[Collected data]

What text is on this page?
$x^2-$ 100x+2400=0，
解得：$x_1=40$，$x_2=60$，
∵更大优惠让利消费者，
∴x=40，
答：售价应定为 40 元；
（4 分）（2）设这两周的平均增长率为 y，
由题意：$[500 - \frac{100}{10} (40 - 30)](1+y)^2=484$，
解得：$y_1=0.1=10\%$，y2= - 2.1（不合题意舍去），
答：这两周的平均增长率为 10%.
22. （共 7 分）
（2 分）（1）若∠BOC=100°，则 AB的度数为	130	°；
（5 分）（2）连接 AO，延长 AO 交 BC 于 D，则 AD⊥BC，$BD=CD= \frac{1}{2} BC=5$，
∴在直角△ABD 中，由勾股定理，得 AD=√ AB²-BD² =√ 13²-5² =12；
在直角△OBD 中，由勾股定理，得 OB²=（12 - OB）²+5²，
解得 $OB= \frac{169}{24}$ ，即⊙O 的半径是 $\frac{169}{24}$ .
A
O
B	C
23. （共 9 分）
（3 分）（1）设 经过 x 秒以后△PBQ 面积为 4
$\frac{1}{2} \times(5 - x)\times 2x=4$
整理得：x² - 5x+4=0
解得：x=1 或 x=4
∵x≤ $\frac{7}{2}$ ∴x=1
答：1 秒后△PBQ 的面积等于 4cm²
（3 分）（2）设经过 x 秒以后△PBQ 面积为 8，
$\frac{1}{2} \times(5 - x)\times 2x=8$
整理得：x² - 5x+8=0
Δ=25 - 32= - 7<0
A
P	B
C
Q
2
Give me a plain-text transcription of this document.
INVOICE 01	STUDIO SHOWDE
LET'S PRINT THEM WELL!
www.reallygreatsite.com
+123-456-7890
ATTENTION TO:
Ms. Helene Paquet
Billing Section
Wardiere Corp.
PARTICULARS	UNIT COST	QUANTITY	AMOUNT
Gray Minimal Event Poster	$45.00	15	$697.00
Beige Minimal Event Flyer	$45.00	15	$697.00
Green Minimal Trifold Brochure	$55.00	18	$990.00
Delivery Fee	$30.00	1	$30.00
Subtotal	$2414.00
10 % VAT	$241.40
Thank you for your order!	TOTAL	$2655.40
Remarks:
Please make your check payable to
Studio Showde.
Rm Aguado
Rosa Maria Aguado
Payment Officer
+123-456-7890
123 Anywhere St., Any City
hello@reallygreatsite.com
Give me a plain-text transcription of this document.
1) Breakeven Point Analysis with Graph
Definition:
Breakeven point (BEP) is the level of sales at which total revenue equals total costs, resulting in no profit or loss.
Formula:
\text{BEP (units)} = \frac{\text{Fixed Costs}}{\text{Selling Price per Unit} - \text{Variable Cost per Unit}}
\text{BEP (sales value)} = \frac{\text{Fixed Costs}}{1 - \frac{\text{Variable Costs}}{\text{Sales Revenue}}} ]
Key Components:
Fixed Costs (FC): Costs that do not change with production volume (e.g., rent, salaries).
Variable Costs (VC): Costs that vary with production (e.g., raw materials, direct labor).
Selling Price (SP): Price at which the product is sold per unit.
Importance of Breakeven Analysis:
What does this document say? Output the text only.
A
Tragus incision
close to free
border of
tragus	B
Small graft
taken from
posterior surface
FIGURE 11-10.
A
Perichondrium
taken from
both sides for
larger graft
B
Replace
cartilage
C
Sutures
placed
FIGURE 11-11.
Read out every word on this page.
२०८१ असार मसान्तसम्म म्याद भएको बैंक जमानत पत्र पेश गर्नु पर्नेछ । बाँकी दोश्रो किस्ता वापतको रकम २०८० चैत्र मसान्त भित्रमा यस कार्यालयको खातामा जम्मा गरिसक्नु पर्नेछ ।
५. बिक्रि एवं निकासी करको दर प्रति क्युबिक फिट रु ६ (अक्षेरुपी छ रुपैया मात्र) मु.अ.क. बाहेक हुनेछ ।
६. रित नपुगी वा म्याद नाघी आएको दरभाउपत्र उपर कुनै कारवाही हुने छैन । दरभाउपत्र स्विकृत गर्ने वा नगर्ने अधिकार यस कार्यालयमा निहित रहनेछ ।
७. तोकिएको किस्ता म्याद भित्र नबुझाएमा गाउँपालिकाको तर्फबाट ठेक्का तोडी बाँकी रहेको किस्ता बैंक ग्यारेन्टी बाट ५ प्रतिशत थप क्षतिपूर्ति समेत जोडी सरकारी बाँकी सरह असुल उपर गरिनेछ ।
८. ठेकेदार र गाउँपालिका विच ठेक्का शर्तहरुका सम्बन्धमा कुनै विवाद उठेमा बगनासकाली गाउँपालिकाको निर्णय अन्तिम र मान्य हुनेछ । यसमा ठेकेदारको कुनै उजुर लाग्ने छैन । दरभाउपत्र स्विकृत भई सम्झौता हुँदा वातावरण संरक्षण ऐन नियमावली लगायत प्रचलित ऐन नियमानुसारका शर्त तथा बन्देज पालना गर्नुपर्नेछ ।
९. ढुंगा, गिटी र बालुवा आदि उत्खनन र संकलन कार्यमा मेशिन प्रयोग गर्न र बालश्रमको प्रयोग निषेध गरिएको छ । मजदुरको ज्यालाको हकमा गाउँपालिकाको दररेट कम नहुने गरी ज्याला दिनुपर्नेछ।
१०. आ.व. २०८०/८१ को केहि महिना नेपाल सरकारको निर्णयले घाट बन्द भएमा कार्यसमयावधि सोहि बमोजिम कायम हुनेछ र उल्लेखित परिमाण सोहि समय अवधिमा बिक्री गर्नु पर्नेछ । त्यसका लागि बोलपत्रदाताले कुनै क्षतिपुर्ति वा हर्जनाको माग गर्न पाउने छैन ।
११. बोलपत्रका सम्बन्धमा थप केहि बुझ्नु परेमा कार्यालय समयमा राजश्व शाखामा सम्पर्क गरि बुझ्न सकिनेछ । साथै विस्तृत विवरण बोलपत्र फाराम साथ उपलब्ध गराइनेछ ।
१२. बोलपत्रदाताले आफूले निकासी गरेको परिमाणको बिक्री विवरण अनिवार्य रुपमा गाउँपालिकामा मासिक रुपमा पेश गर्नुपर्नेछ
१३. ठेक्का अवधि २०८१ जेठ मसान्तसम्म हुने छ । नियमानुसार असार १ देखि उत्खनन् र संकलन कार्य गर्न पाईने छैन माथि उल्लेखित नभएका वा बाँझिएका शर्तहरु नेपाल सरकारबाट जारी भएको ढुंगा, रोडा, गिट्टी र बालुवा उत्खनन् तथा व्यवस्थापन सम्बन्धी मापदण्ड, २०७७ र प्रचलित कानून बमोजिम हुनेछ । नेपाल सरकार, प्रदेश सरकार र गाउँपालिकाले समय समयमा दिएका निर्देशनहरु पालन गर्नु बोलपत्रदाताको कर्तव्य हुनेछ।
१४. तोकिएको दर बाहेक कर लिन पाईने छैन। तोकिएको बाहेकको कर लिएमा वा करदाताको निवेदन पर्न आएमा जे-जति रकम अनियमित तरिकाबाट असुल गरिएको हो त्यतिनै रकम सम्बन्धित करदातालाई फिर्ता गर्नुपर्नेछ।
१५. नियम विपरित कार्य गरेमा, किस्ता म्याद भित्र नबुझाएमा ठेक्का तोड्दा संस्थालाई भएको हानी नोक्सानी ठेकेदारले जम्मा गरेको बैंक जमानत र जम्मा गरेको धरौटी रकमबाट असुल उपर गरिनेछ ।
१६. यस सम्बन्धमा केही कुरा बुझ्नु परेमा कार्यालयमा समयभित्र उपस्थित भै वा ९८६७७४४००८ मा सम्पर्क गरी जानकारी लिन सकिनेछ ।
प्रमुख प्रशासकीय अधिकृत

WRITTEN TASK: Count the lines in the records above that contain the word "your", and give only the number.

COMPLETED EXERCISE: 2